[START LISTING]
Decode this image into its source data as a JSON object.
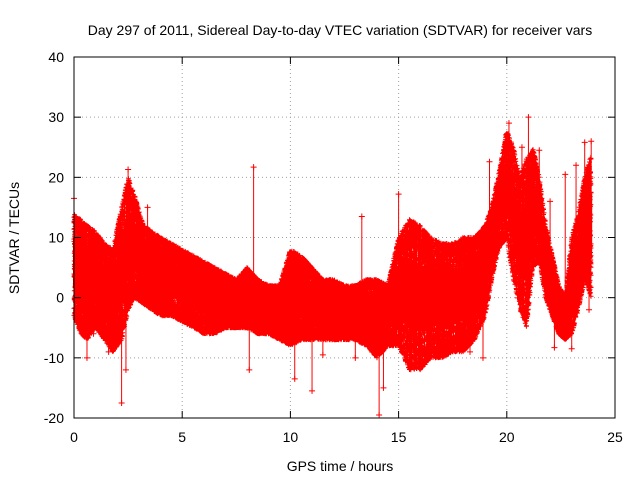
{
  "chart_data": {
    "type": "scatter",
    "title": "Day 297 of 2011, Sidereal Day-to-day VTEC variation (SDTVAR) for receiver vars",
    "xlabel": "GPS time / hours",
    "ylabel": "SDTVAR / TECUs",
    "xlim": [
      0,
      25
    ],
    "ylim": [
      -20,
      40
    ],
    "xticks": [
      0,
      5,
      10,
      15,
      20,
      25
    ],
    "yticks": [
      -20,
      -10,
      0,
      10,
      20,
      30,
      40
    ],
    "grid": true,
    "marker": "+",
    "color": "#ff0000",
    "envelope": {
      "x": [
        0.0,
        0.3,
        0.6,
        1.0,
        1.4,
        1.8,
        2.2,
        2.5,
        2.8,
        3.2,
        3.6,
        4.0,
        4.5,
        5.0,
        5.5,
        6.0,
        6.5,
        7.0,
        7.5,
        8.0,
        8.5,
        9.0,
        9.5,
        10.0,
        10.5,
        11.0,
        11.5,
        12.0,
        12.5,
        13.0,
        13.5,
        14.0,
        14.5,
        15.0,
        15.5,
        16.0,
        16.5,
        17.0,
        17.5,
        18.0,
        18.5,
        19.0,
        19.3,
        19.6,
        20.0,
        20.3,
        20.6,
        20.9,
        21.2,
        21.5,
        21.8,
        22.1,
        22.4,
        22.7,
        23.0,
        23.3,
        23.6,
        23.9
      ],
      "upper": [
        14,
        13,
        12,
        11,
        9,
        8,
        15,
        20,
        17,
        12,
        11,
        10,
        9,
        8,
        7,
        6,
        5,
        4,
        3,
        5,
        3,
        2,
        2,
        8,
        7,
        5,
        3,
        3,
        2,
        2,
        3,
        3,
        2,
        10,
        13,
        12,
        10,
        9,
        9,
        10,
        10,
        12,
        15,
        20,
        28,
        25,
        20,
        23,
        25,
        20,
        12,
        7,
        2,
        0,
        10,
        14,
        20,
        24
      ],
      "lower": [
        -3,
        -6,
        -7,
        -5,
        -7,
        -9,
        -7,
        -2,
        0,
        -1,
        -2,
        -3,
        -3,
        -4,
        -5,
        -6,
        -6,
        -5,
        -5,
        -5,
        -6,
        -6,
        -7,
        -8,
        -7,
        -7,
        -7,
        -7,
        -7,
        -7,
        -8,
        -10,
        -8,
        -8,
        -12,
        -12,
        -10,
        -10,
        -9,
        -9,
        -7,
        -3,
        3,
        8,
        10,
        3,
        -2,
        -5,
        5,
        6,
        0,
        -3,
        -6,
        -7,
        -6,
        -2,
        3,
        0
      ]
    },
    "outliers": [
      {
        "x": 0.0,
        "y": 16.5
      },
      {
        "x": 0.6,
        "y": -10
      },
      {
        "x": 0.9,
        "y": -6
      },
      {
        "x": 1.6,
        "y": -9
      },
      {
        "x": 2.2,
        "y": -17.5
      },
      {
        "x": 2.4,
        "y": -12
      },
      {
        "x": 2.5,
        "y": 21.3
      },
      {
        "x": 3.4,
        "y": 15
      },
      {
        "x": 8.1,
        "y": -12
      },
      {
        "x": 8.3,
        "y": 21.7
      },
      {
        "x": 10.2,
        "y": -13.5
      },
      {
        "x": 11.0,
        "y": -15.5
      },
      {
        "x": 11.5,
        "y": -9.5
      },
      {
        "x": 13.0,
        "y": -10
      },
      {
        "x": 13.3,
        "y": 13.5
      },
      {
        "x": 14.1,
        "y": -19.5
      },
      {
        "x": 14.3,
        "y": -15
      },
      {
        "x": 15.0,
        "y": 17.2
      },
      {
        "x": 18.3,
        "y": -9
      },
      {
        "x": 18.9,
        "y": -10
      },
      {
        "x": 19.2,
        "y": 22.6
      },
      {
        "x": 20.1,
        "y": 29
      },
      {
        "x": 20.7,
        "y": 25
      },
      {
        "x": 21.0,
        "y": 30
      },
      {
        "x": 21.5,
        "y": 24.5
      },
      {
        "x": 22.0,
        "y": 16
      },
      {
        "x": 22.2,
        "y": -8.3
      },
      {
        "x": 22.7,
        "y": 20.5
      },
      {
        "x": 23.2,
        "y": 22
      },
      {
        "x": 23.6,
        "y": 25.8
      },
      {
        "x": 23.9,
        "y": 26
      },
      {
        "x": 23.0,
        "y": -8.5
      },
      {
        "x": 23.8,
        "y": -2
      }
    ]
  }
}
[END LISTING]
THE EXERCISE: Exactly how many lines contain "SDTVAR"? State the number and nothing else.

COMPLETE RESPONSE: 2